**Problem to solve**
Transcribe each of the records below exactly, excluding all pictures.

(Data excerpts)
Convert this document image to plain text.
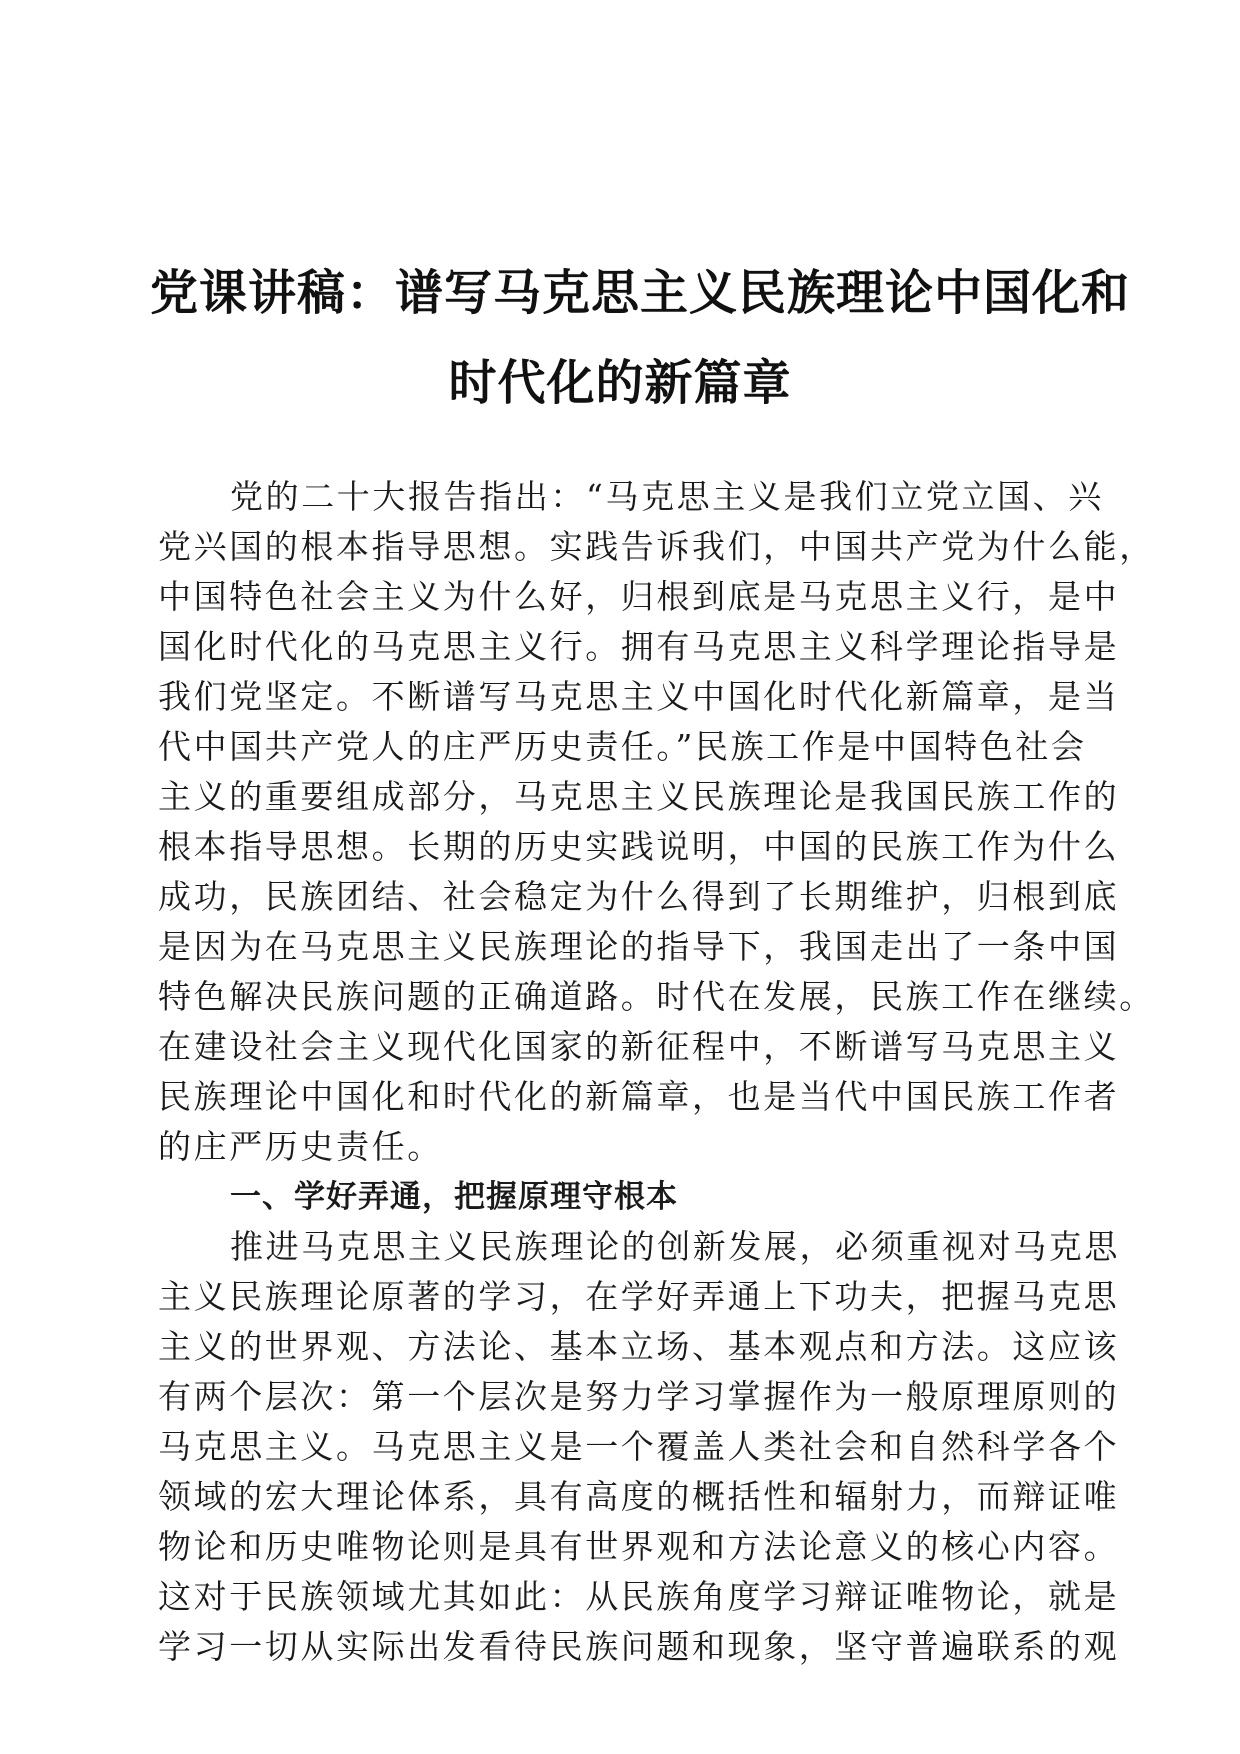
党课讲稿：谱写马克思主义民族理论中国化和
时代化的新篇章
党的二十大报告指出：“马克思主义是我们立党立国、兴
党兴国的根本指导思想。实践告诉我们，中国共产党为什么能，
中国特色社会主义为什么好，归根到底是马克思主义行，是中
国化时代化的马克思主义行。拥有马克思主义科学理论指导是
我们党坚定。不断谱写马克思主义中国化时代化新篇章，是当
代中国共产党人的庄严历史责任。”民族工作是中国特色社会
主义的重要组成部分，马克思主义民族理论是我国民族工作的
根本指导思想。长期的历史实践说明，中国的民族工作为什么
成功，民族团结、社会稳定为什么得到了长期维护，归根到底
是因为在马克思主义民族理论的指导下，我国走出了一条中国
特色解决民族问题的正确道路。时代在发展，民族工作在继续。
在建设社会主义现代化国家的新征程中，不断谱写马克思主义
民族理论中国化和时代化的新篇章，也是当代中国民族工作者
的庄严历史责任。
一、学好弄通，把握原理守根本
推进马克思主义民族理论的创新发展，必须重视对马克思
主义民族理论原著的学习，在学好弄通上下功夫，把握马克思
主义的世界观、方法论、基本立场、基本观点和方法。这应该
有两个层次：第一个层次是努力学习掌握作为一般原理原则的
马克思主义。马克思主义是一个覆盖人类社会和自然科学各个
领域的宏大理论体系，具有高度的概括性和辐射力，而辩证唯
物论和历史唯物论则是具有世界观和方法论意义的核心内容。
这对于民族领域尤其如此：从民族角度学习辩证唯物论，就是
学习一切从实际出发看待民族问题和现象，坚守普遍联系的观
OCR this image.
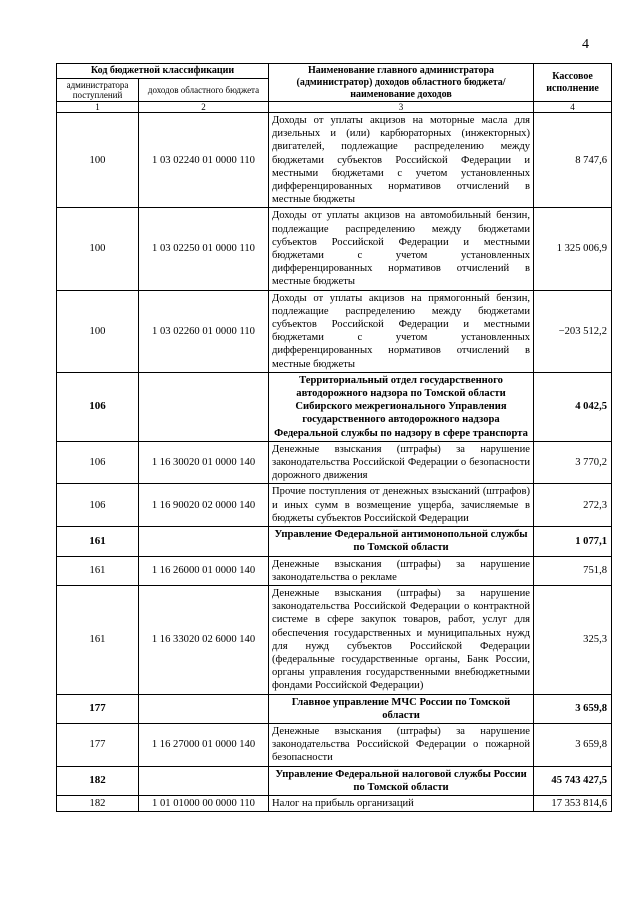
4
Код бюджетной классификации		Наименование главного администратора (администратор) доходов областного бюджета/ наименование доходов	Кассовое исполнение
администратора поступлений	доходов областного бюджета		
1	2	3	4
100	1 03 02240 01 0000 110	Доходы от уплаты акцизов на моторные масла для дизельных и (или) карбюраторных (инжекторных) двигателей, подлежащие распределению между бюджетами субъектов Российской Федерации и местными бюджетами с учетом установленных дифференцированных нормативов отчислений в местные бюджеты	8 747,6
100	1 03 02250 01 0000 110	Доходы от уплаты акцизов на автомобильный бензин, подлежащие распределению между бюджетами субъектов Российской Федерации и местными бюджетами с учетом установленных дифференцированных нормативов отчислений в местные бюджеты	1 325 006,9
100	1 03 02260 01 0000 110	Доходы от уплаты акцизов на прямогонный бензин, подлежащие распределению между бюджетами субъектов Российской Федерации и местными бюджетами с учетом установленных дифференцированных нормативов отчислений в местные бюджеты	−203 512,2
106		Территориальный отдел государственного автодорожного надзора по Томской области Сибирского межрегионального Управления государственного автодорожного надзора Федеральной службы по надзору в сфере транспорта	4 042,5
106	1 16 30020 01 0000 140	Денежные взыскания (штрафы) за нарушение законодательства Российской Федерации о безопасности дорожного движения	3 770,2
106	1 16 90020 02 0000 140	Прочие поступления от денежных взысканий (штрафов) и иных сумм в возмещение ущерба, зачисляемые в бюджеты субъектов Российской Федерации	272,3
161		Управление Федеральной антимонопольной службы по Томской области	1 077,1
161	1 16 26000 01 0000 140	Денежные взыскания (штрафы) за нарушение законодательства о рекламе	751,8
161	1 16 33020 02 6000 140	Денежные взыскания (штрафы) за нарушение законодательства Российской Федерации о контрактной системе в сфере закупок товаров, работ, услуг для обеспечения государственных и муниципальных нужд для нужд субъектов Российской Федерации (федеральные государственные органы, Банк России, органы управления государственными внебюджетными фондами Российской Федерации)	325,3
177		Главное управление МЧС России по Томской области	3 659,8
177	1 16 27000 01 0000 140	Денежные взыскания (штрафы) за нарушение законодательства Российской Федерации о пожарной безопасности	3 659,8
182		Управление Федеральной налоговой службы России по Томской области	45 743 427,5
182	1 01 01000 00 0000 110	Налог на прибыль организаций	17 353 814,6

**Completed task**
Convert this document image to plain text.
党课讲稿：谱写马克思主义民族理论中国化和
时代化的新篇章
党的二十大报告指出：“马克思主义是我们立党立国、兴
党兴国的根本指导思想。实践告诉我们，中国共产党为什么能，
中国特色社会主义为什么好，归根到底是马克思主义行，是中
国化时代化的马克思主义行。拥有马克思主义科学理论指导是
我们党坚定。不断谱写马克思主义中国化时代化新篇章，是当
代中国共产党人的庄严历史责任。”民族工作是中国特色社会
主义的重要组成部分，马克思主义民族理论是我国民族工作的
根本指导思想。长期的历史实践说明，中国的民族工作为什么
成功，民族团结、社会稳定为什么得到了长期维护，归根到底
是因为在马克思主义民族理论的指导下，我国走出了一条中国
特色解决民族问题的正确道路。时代在发展，民族工作在继续。
在建设社会主义现代化国家的新征程中，不断谱写马克思主义
民族理论中国化和时代化的新篇章，也是当代中国民族工作者
的庄严历史责任。
一、学好弄通，把握原理守根本
推进马克思主义民族理论的创新发展，必须重视对马克思
主义民族理论原著的学习，在学好弄通上下功夫，把握马克思
主义的世界观、方法论、基本立场、基本观点和方法。这应该
有两个层次：第一个层次是努力学习掌握作为一般原理原则的
马克思主义。马克思主义是一个覆盖人类社会和自然科学各个
领域的宏大理论体系，具有高度的概括性和辐射力，而辩证唯
物论和历史唯物论则是具有世界观和方法论意义的核心内容。
这对于民族领域尤其如此：从民族角度学习辩证唯物论，就是
学习一切从实际出发看待民族问题和现象，坚守普遍联系的观
OCR this image.
4
Код бюджетной классификации		Наименование главного администратора (администратор) доходов областного бюджета/ наименование доходов	Кассовое исполнение
администратора поступлений	доходов областного бюджета		
1	2	3	4
100	1 03 02240 01 0000 110	Доходы от уплаты акцизов на моторные масла для дизельных и (или) карбюраторных (инжекторных) двигателей, подлежащие распределению между бюджетами субъектов Российской Федерации и местными бюджетами с учетом установленных дифференцированных нормативов отчислений в местные бюджеты	8 747,6
100	1 03 02250 01 0000 110	Доходы от уплаты акцизов на автомобильный бензин, подлежащие распределению между бюджетами субъектов Российской Федерации и местными бюджетами с учетом установленных дифференцированных нормативов отчислений в местные бюджеты	1 325 006,9
100	1 03 02260 01 0000 110	Доходы от уплаты акцизов на прямогонный бензин, подлежащие распределению между бюджетами субъектов Российской Федерации и местными бюджетами с учетом установленных дифференцированных нормативов отчислений в местные бюджеты	−203 512,2
106		Территориальный отдел государственного автодорожного надзора по Томской области Сибирского межрегионального Управления государственного автодорожного надзора Федеральной службы по надзору в сфере транспорта	4 042,5
106	1 16 30020 01 0000 140	Денежные взыскания (штрафы) за нарушение законодательства Российской Федерации о безопасности дорожного движения	3 770,2
106	1 16 90020 02 0000 140	Прочие поступления от денежных взысканий (штрафов) и иных сумм в возмещение ущерба, зачисляемые в бюджеты субъектов Российской Федерации	272,3
161		Управление Федеральной антимонопольной службы по Томской области	1 077,1
161	1 16 26000 01 0000 140	Денежные взыскания (штрафы) за нарушение законодательства о рекламе	751,8
161	1 16 33020 02 6000 140	Денежные взыскания (штрафы) за нарушение законодательства Российской Федерации о контрактной системе в сфере закупок товаров, работ, услуг для обеспечения государственных и муниципальных нужд для нужд субъектов Российской Федерации (федеральные государственные органы, Банк России, органы управления государственными внебюджетными фондами Российской Федерации)	325,3
177		Главное управление МЧС России по Томской области	3 659,8
177	1 16 27000 01 0000 140	Денежные взыскания (штрафы) за нарушение законодательства Российской Федерации о пожарной безопасности	3 659,8
182		Управление Федеральной налоговой службы России по Томской области	45 743 427,5
182	1 01 01000 00 0000 110	Налог на прибыль организаций	17 353 814,6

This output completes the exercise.